- **TASK DESCRIPTION**:
Please copy out every line in the entries that includes the word "Animal".

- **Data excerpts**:
★ ★ ★ ★ ★

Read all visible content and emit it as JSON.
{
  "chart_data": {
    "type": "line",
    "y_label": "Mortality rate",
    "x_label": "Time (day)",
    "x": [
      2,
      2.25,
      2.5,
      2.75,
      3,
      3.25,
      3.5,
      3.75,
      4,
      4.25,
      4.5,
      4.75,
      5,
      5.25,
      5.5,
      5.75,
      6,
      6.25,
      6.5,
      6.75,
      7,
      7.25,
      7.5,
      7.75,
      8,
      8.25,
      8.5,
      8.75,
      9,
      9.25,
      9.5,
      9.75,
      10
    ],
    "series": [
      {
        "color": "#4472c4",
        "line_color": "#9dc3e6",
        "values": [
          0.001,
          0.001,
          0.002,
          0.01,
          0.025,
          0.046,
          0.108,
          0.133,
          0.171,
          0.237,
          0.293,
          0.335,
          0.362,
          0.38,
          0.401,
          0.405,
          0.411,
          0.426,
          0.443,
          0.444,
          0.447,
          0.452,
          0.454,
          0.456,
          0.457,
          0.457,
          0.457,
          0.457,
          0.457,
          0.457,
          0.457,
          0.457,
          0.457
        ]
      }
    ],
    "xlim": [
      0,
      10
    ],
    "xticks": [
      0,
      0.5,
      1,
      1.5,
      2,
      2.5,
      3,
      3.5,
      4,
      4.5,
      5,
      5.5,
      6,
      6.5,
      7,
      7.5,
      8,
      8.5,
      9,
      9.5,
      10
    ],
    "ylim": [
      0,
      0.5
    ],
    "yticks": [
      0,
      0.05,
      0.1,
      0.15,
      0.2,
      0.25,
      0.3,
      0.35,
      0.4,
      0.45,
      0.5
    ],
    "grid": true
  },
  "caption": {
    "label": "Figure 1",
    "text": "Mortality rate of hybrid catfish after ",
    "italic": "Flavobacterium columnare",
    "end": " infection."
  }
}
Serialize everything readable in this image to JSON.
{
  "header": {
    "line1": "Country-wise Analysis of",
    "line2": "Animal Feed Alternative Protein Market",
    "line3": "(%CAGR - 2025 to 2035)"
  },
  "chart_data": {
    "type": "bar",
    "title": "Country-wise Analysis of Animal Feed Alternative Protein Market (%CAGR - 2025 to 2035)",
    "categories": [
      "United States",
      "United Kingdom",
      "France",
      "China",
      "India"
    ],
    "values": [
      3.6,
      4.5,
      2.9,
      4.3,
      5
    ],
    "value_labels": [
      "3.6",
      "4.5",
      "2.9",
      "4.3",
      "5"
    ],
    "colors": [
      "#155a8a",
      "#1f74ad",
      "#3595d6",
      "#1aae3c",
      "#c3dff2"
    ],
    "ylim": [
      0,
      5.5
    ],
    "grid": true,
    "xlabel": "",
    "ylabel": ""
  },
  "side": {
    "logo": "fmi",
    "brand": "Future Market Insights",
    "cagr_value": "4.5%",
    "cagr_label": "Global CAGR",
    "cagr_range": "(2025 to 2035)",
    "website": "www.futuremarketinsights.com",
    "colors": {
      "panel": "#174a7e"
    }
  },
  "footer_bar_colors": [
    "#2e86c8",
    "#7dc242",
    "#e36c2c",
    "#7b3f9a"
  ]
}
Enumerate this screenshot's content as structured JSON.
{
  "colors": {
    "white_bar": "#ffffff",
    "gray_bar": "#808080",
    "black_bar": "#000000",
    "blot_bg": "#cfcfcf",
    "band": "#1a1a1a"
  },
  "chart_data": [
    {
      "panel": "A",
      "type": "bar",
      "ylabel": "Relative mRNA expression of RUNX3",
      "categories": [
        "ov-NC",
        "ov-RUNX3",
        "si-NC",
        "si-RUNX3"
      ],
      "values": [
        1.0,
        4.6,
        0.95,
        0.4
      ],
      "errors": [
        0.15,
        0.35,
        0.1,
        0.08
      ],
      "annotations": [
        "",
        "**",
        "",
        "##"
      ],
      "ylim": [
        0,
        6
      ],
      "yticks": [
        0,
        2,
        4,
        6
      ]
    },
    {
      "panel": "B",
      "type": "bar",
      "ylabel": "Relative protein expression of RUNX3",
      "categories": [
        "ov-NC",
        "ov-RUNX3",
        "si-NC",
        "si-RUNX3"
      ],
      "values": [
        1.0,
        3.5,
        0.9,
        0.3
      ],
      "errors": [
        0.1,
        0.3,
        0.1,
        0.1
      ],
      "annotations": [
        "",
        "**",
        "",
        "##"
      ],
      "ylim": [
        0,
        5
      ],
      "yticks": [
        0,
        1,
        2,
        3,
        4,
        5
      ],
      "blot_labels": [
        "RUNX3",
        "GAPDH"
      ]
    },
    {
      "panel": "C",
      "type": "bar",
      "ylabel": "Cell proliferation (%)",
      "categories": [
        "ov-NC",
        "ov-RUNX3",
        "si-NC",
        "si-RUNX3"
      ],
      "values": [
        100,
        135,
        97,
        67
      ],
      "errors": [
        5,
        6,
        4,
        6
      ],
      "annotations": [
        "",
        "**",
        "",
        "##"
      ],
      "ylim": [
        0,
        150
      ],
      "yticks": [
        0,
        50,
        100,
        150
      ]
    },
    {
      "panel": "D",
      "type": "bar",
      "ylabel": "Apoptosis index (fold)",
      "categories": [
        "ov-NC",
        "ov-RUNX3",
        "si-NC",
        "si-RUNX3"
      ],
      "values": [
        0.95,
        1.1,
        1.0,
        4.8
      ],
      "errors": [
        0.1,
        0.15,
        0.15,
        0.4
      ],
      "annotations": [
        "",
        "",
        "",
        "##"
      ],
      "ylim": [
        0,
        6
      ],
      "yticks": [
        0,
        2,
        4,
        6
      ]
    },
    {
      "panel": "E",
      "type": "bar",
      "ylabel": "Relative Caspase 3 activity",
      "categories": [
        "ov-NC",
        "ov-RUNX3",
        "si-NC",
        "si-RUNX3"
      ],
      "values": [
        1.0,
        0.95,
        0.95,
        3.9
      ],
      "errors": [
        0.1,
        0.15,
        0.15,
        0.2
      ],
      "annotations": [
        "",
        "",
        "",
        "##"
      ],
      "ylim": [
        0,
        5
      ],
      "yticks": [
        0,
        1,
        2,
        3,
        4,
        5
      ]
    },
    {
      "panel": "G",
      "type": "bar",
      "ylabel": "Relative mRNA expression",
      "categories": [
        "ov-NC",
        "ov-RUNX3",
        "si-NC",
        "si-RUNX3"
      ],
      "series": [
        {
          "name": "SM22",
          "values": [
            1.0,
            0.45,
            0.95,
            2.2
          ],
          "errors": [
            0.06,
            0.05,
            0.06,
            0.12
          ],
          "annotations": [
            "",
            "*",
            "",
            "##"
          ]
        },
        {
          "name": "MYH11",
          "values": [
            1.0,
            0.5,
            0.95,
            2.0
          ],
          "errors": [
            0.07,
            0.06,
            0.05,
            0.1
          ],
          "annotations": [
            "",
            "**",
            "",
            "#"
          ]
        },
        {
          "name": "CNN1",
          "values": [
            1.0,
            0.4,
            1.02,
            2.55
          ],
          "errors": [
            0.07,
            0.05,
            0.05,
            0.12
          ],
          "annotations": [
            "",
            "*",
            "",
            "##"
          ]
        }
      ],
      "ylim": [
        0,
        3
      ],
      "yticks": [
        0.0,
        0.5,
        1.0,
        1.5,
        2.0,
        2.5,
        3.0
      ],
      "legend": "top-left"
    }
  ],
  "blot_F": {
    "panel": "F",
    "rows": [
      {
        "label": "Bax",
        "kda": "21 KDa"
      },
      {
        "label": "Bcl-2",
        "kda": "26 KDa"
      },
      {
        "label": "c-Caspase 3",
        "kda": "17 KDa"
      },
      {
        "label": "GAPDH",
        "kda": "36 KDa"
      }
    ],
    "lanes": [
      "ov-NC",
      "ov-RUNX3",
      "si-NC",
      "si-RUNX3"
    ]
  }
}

★ ★ ★ ★ ★

- **EXERCISE RESPONSE**:
    "line2": "Animal Feed Alternative Protein Market",
    "title": "Country-wise Analysis of Animal Feed Alternative Protein Market (%CAGR - 2025 to 2035)",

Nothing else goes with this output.